# [Stored records]
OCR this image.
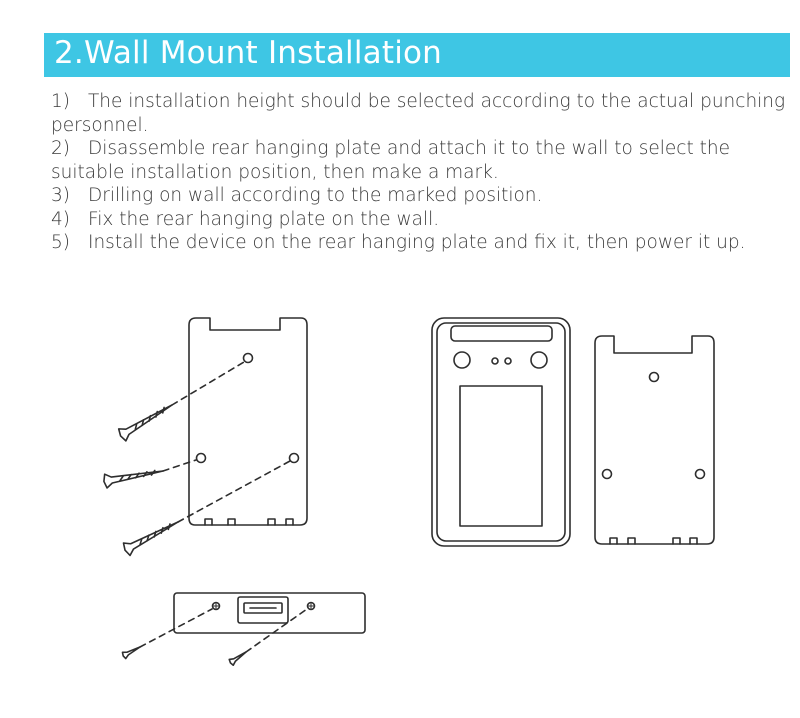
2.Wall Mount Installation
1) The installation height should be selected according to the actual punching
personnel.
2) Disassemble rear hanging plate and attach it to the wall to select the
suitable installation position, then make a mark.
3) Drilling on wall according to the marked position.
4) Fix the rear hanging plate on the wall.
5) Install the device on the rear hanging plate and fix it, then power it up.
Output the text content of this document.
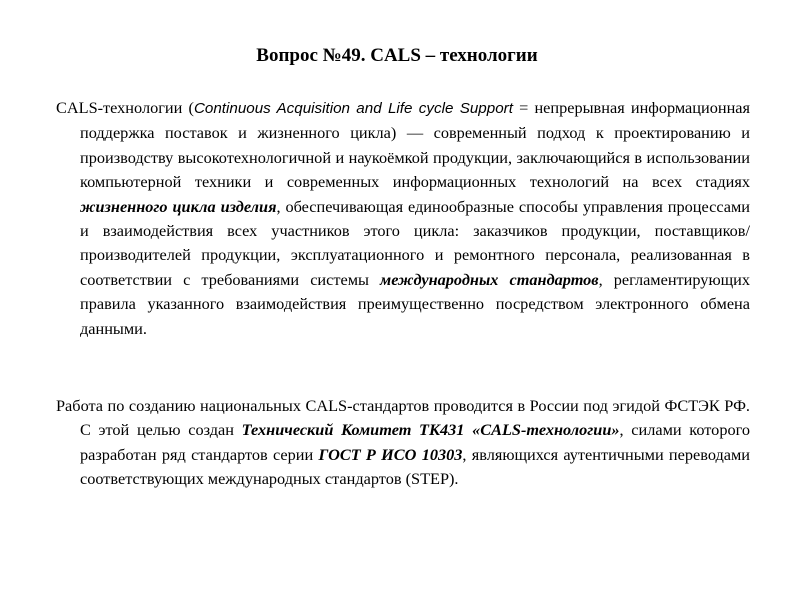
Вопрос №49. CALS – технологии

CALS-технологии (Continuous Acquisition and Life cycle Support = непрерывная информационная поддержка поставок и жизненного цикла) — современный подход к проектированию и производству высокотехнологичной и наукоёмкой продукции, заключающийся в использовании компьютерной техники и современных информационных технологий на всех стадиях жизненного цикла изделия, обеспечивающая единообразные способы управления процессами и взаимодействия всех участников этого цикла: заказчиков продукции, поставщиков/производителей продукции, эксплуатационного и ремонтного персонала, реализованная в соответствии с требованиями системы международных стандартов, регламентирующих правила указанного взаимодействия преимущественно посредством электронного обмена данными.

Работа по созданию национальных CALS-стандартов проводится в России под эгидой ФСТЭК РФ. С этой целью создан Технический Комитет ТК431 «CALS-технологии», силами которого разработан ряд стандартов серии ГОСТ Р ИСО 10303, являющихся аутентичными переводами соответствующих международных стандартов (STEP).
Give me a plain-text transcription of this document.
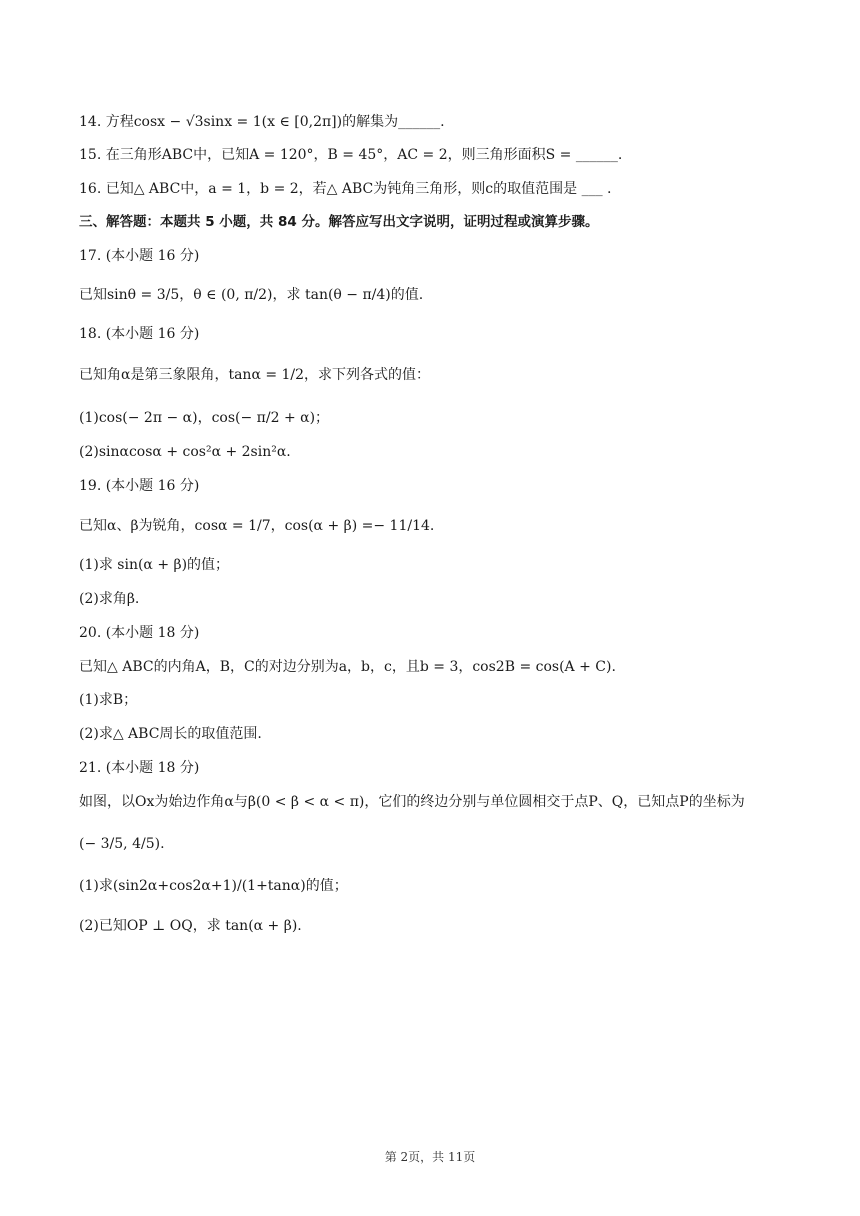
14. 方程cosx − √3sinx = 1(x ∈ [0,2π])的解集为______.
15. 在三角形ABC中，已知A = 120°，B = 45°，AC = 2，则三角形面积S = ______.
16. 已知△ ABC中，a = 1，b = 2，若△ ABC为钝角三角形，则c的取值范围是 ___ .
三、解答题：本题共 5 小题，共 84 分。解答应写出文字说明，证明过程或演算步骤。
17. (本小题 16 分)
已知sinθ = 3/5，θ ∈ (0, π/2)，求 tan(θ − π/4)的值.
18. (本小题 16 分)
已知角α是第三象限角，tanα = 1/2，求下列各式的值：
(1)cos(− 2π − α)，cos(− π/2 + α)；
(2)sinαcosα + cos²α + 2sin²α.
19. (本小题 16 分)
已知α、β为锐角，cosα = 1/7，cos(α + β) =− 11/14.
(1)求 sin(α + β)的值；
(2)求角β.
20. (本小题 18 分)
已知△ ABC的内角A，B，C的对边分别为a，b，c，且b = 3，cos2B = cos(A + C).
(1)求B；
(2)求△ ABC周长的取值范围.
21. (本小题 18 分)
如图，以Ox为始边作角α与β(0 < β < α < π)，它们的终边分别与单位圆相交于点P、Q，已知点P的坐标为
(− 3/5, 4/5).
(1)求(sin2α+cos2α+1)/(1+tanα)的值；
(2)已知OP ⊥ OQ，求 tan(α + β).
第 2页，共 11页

--

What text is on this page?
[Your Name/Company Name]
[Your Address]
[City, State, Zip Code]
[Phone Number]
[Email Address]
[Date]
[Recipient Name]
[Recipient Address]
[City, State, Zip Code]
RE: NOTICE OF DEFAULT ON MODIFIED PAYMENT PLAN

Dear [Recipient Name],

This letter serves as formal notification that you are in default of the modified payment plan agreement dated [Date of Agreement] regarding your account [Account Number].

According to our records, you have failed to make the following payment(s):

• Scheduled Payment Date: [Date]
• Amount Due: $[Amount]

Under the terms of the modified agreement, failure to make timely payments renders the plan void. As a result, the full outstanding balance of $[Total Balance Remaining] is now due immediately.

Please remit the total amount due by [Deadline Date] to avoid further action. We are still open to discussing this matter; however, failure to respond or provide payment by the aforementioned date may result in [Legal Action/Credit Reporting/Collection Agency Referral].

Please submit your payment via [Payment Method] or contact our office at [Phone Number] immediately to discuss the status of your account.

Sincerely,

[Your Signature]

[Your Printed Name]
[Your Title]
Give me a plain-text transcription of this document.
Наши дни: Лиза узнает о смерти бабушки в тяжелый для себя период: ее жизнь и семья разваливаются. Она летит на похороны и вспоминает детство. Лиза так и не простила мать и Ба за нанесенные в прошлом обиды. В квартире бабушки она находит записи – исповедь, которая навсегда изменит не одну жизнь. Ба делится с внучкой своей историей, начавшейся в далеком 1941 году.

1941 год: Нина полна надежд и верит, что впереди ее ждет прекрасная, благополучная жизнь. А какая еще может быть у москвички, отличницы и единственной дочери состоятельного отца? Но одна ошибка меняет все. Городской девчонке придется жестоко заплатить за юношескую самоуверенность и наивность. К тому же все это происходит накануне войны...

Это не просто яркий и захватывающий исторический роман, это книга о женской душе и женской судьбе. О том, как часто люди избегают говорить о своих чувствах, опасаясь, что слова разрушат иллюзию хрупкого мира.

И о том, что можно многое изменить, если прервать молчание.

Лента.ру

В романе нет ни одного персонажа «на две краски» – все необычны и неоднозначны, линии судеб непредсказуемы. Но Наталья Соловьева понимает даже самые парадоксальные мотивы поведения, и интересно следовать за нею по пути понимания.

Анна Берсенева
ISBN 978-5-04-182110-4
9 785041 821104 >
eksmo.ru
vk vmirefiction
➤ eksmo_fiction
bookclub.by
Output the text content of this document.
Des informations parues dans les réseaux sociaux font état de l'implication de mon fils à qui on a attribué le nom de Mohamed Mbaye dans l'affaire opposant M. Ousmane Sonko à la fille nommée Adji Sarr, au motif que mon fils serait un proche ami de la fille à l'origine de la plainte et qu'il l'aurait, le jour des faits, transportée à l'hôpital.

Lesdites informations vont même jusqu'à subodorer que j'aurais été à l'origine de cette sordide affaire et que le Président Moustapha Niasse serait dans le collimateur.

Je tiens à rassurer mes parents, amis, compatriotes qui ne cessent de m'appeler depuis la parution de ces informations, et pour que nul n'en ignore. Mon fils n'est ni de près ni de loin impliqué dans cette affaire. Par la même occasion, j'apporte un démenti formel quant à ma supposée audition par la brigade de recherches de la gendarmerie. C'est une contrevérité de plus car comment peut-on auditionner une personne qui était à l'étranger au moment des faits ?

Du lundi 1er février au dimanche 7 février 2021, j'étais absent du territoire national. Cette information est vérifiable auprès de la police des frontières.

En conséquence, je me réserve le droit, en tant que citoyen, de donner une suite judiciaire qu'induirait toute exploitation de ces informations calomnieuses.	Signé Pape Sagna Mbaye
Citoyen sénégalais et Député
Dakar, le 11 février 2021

---

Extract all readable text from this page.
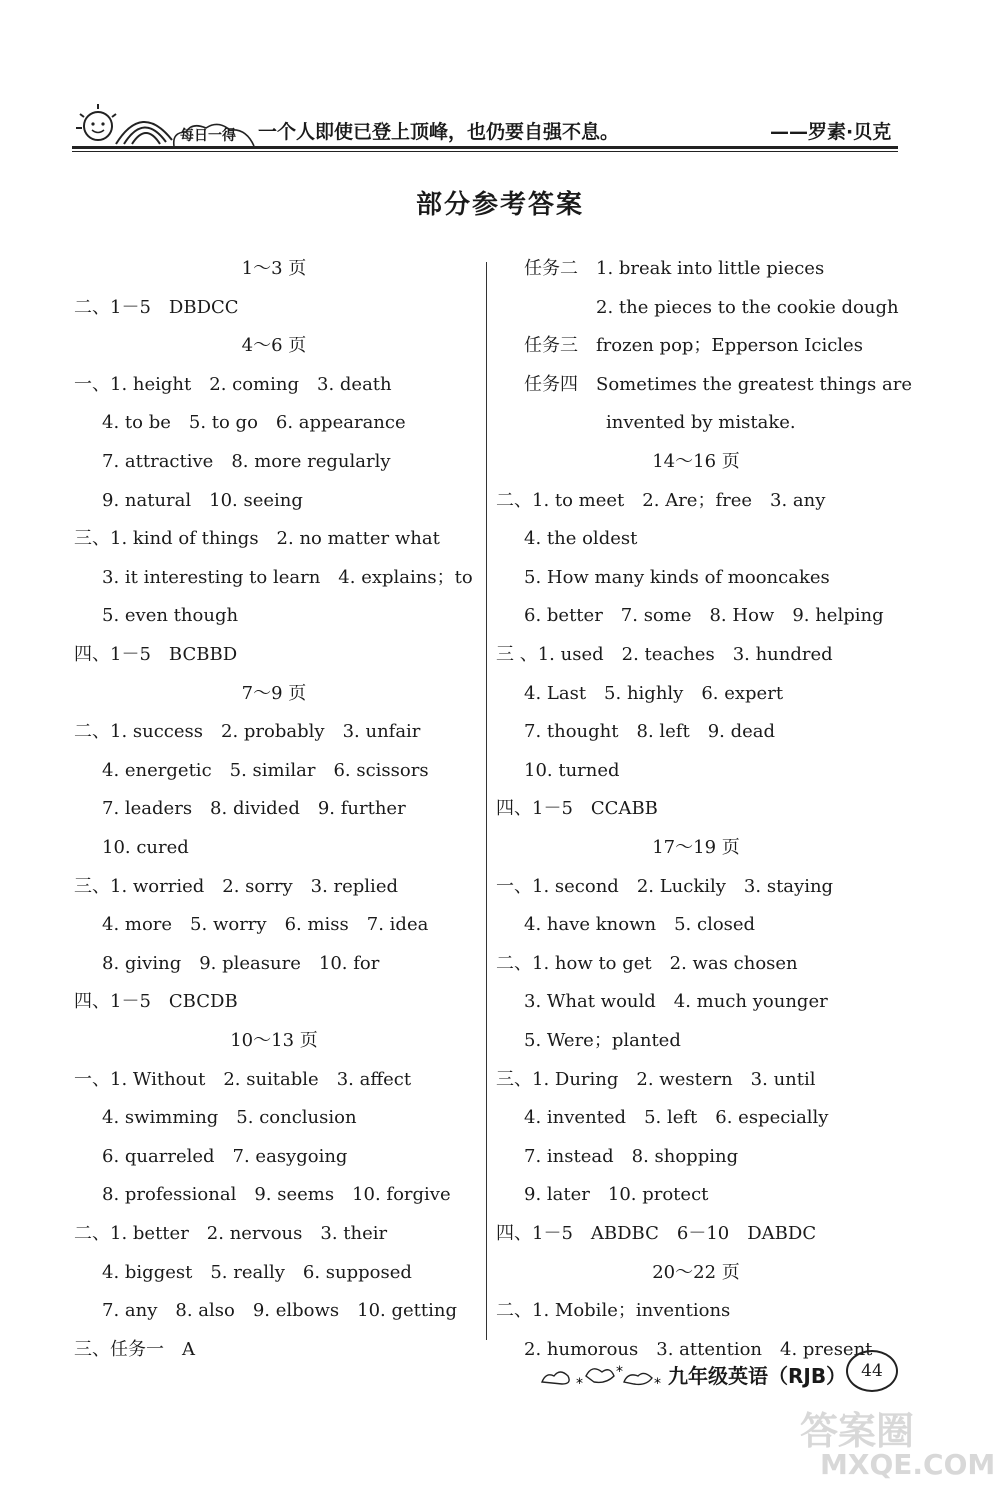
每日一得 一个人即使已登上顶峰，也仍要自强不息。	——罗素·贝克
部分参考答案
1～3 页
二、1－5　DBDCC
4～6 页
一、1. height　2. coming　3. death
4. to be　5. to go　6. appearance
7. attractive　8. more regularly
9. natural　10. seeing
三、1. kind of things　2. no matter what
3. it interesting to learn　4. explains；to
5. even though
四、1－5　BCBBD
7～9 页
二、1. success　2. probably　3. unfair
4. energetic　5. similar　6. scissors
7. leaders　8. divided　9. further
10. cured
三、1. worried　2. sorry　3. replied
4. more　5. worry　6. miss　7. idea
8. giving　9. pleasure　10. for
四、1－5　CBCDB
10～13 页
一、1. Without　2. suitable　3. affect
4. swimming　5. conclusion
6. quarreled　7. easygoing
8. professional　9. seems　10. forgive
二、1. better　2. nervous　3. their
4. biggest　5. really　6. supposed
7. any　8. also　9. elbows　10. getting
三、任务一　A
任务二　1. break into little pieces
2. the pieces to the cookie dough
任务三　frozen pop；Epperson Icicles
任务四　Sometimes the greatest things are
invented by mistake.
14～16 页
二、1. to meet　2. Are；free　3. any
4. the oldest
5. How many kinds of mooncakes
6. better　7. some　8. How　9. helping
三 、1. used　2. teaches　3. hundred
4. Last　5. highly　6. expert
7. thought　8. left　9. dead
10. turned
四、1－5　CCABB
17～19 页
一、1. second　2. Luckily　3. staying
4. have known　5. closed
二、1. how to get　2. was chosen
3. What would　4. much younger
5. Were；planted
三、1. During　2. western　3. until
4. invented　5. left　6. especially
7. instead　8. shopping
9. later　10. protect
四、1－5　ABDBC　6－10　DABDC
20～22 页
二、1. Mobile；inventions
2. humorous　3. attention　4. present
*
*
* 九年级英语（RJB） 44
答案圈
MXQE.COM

# [What to produce]
Using the records above, select and copy every line that has the word "better".

# [Answer to the problem]
二、1. better　2. nervous　3. their
6. better　7. some　8. How　9. helping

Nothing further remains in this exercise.